## Written task
Pull out from the material below all lines with "والطبراني".
## BEGIN Extracted information
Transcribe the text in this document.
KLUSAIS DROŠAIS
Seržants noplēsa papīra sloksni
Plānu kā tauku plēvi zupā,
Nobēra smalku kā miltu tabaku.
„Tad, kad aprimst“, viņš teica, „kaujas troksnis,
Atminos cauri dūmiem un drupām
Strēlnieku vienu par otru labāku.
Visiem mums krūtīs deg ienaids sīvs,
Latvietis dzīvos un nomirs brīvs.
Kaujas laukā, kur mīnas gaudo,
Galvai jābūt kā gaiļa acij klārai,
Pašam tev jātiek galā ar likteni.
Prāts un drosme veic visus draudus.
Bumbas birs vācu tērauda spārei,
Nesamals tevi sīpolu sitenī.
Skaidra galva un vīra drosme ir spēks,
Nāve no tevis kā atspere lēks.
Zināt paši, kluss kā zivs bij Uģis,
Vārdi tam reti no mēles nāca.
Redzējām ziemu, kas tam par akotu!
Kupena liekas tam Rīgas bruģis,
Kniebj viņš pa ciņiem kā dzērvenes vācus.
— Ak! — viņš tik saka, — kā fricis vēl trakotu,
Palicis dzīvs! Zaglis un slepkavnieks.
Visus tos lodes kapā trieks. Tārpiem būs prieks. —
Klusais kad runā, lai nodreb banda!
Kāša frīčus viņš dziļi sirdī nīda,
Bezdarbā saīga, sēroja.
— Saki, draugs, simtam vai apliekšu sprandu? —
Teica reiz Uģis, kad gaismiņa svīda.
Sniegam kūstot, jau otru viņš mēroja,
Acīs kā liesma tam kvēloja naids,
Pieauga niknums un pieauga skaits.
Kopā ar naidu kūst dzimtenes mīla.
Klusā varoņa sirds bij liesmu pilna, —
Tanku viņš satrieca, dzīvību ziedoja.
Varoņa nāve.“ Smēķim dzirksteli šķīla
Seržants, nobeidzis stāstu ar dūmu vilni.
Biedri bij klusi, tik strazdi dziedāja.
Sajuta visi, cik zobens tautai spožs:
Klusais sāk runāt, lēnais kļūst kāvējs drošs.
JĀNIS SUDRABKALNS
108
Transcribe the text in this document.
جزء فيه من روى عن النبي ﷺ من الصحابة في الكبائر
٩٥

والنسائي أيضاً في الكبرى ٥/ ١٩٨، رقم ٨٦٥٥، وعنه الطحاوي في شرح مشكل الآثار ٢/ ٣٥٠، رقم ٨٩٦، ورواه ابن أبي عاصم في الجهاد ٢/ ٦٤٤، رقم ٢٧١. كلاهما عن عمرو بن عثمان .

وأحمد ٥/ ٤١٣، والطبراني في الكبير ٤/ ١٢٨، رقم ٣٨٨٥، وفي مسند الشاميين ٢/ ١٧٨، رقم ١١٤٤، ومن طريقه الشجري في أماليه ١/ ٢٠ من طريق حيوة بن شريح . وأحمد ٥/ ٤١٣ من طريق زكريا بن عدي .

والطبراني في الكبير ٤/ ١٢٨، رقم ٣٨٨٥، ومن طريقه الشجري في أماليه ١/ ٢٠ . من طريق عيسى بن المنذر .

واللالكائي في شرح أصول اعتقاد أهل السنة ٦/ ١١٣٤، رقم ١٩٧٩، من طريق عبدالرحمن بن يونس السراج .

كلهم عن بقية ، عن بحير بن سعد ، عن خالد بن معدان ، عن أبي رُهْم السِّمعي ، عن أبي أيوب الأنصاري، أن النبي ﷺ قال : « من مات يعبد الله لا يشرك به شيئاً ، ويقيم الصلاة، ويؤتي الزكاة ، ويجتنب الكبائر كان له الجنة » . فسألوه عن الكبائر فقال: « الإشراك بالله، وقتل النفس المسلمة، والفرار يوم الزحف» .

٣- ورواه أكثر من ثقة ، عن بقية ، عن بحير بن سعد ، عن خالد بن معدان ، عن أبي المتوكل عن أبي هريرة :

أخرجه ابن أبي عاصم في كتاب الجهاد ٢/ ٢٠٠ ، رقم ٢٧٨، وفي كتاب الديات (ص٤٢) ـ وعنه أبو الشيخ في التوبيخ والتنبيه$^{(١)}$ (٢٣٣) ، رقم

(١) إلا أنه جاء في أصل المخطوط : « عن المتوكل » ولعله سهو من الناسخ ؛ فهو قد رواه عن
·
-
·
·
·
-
## END Extracted information
## Finished exercise
وأحمد ٥/ ٤١٣، والطبراني في الكبير ٤/ ١٢٨، رقم ٣٨٨٥، وفي مسند الشاميين ٢/ ١٧٨، رقم ١١٤٤، ومن طريقه الشجري في أماليه ١/ ٢٠ من طريق حيوة بن شريح . وأحمد ٥/ ٤١٣ من طريق زكريا بن عدي .
والطبراني في الكبير ٤/ ١٢٨، رقم ٣٨٨٥، ومن طريقه الشجري في أماليه ١/ ٢٠ . من طريق عيسى بن المنذر .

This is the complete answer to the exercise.